▸ **EXERCISE MATERIALS**
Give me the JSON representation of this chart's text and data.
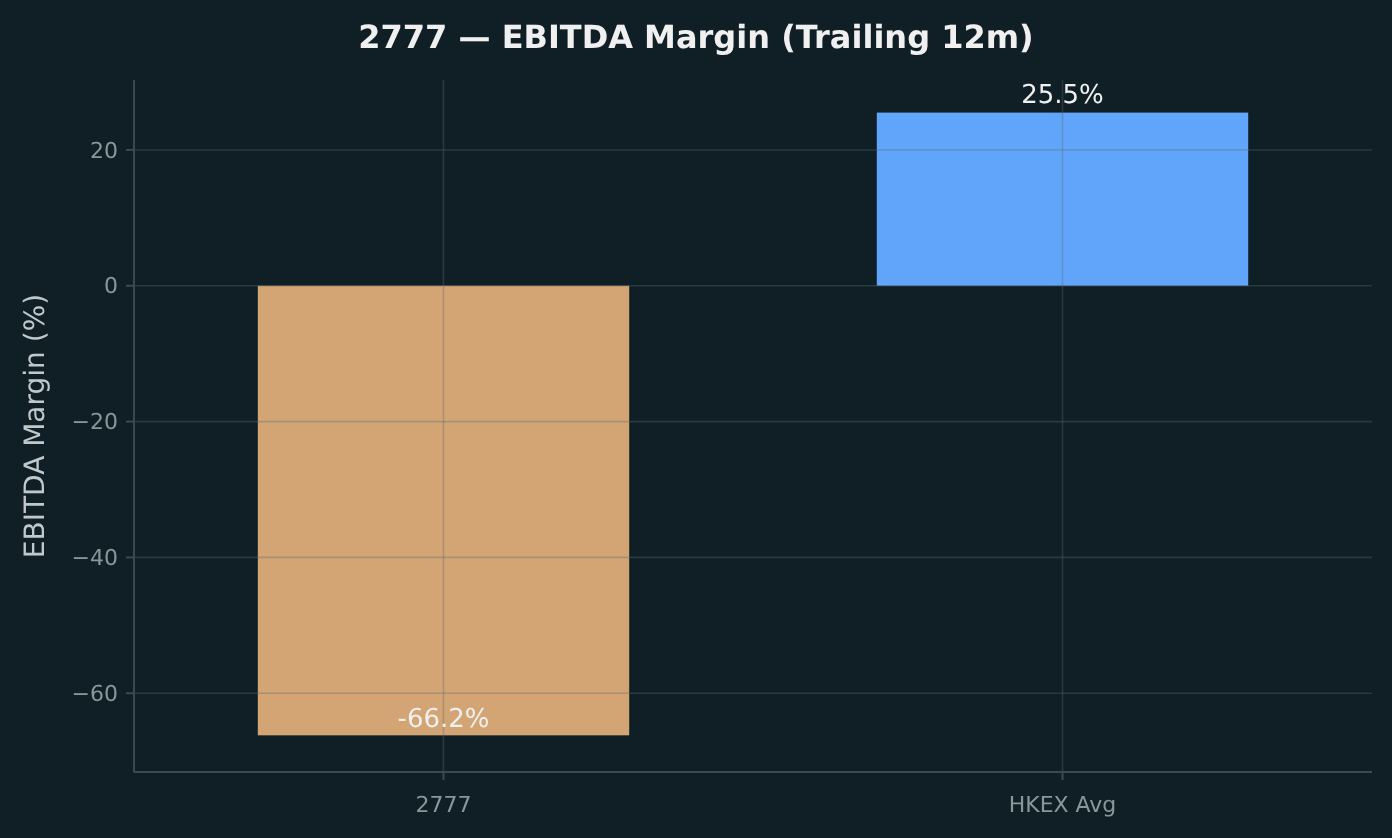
{
  "chart_data": {
    "type": "bar",
    "title": "2777 — EBITDA Margin (Trailing 12m)",
    "ylabel": "EBITDA Margin (%)",
    "categories": [
      "2777",
      "HKEX Avg"
    ],
    "values": [
      -66.2,
      25.5
    ],
    "colors": [
      "#d4a574",
      "#60a5fa"
    ],
    "value_labels": [
      "-66.2%",
      "25.5%"
    ],
    "ylim": [
      -71.6,
      30.3
    ],
    "yticks": [
      {
        "value": -60,
        "label": "−60"
      },
      {
        "value": -40,
        "label": "−40"
      },
      {
        "value": -20,
        "label": "−20"
      },
      0,
      20
    ],
    "grid": true
  }
}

▸ **TASK PROMPT**
What number of lines in the records contain the word "EBITDA"? Answer with that number alone.

▸ **EXPECTED OUTPUT**
2